Problem description: Write out each record below exactly as it appears, with no pictures.

[Records from a data source]
┌────────

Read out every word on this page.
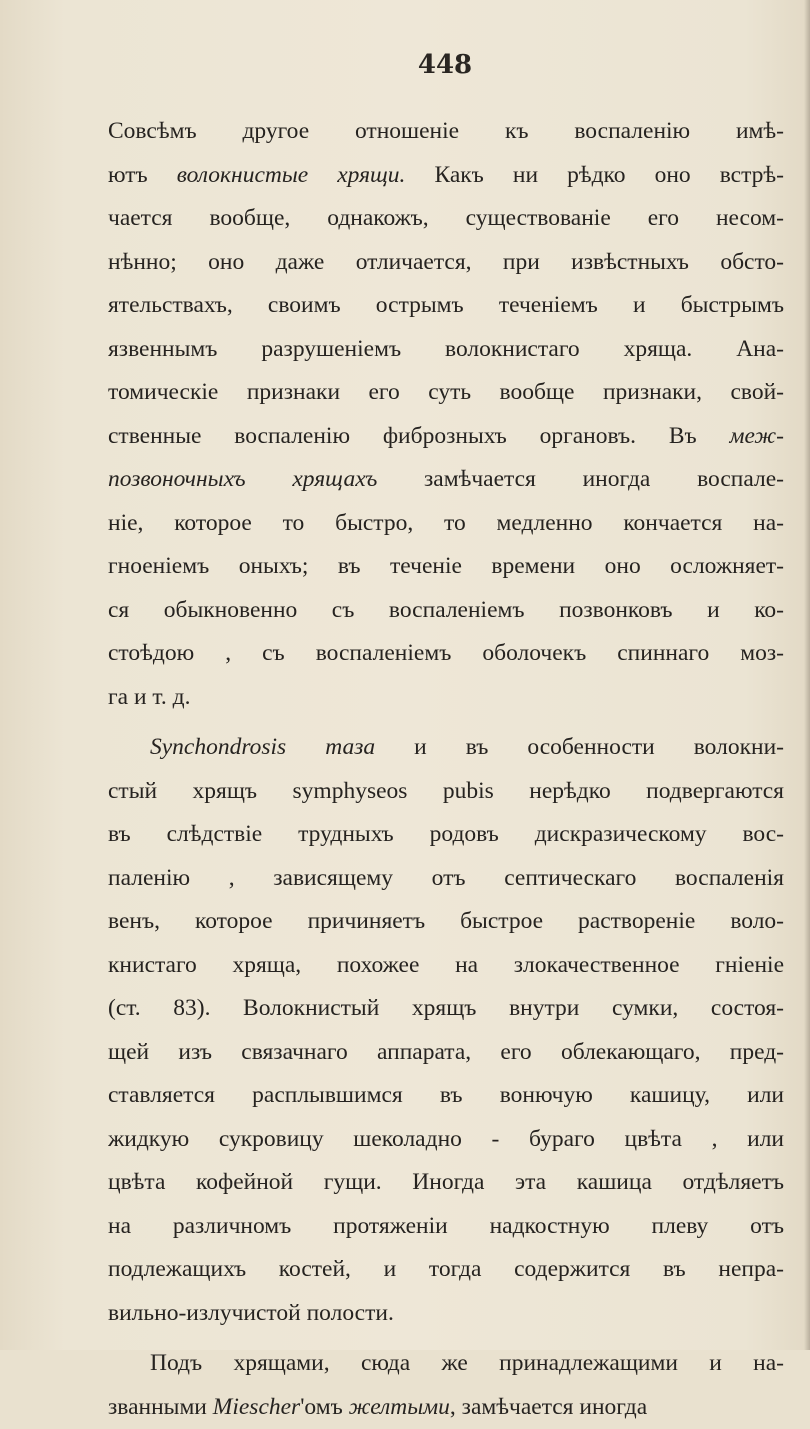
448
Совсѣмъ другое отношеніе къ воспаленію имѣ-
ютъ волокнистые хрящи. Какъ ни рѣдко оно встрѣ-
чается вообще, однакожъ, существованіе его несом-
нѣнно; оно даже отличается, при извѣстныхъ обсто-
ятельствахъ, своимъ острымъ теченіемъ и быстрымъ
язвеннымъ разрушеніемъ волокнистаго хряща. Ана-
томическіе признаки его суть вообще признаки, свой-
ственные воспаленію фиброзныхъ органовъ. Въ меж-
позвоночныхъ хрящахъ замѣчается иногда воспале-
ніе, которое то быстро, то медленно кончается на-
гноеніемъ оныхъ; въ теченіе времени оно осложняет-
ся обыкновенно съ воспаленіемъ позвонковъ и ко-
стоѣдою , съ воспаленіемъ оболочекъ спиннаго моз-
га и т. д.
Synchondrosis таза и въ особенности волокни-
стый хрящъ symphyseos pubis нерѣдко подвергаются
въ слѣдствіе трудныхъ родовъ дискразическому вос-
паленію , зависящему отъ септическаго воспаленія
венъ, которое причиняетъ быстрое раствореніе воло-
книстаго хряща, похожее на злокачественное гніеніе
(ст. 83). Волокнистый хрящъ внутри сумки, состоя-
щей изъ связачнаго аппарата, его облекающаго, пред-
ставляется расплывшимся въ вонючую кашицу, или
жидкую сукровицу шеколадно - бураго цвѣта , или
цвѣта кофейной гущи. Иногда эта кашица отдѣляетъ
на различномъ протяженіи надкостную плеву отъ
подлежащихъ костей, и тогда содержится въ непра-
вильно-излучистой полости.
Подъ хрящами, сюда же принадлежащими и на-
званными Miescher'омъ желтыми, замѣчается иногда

└────────

Answer to the exercise:
Read out every word on this page.
448
Совсѣмъ другое отношеніе къ воспаленію имѣ-
ютъ волокнистые хрящи. Какъ ни рѣдко оно встрѣ-
чается вообще, однакожъ, существованіе его несом-
нѣнно; оно даже отличается, при извѣстныхъ обсто-
ятельствахъ, своимъ острымъ теченіемъ и быстрымъ
язвеннымъ разрушеніемъ волокнистаго хряща. Ана-
томическіе признаки его суть вообще признаки, свой-
ственные воспаленію фиброзныхъ органовъ. Въ меж-
позвоночныхъ хрящахъ замѣчается иногда воспале-
ніе, которое то быстро, то медленно кончается на-
гноеніемъ оныхъ; въ теченіе времени оно осложняет-
ся обыкновенно съ воспаленіемъ позвонковъ и ко-
стоѣдою , съ воспаленіемъ оболочекъ спиннаго моз-
га и т. д.
Synchondrosis таза и въ особенности волокни-
стый хрящъ symphyseos pubis нерѣдко подвергаются
въ слѣдствіе трудныхъ родовъ дискразическому вос-
паленію , зависящему отъ септическаго воспаленія
венъ, которое причиняетъ быстрое раствореніе воло-
книстаго хряща, похожее на злокачественное гніеніе
(ст. 83). Волокнистый хрящъ внутри сумки, состоя-
щей изъ связачнаго аппарата, его облекающаго, пред-
ставляется расплывшимся въ вонючую кашицу, или
жидкую сукровицу шеколадно - бураго цвѣта , или
цвѣта кофейной гущи. Иногда эта кашица отдѣляетъ
на различномъ протяженіи надкостную плеву отъ
подлежащихъ костей, и тогда содержится въ непра-
вильно-излучистой полости.
Подъ хрящами, сюда же принадлежащими и на-
званными Miescher'омъ желтыми, замѣчается иногда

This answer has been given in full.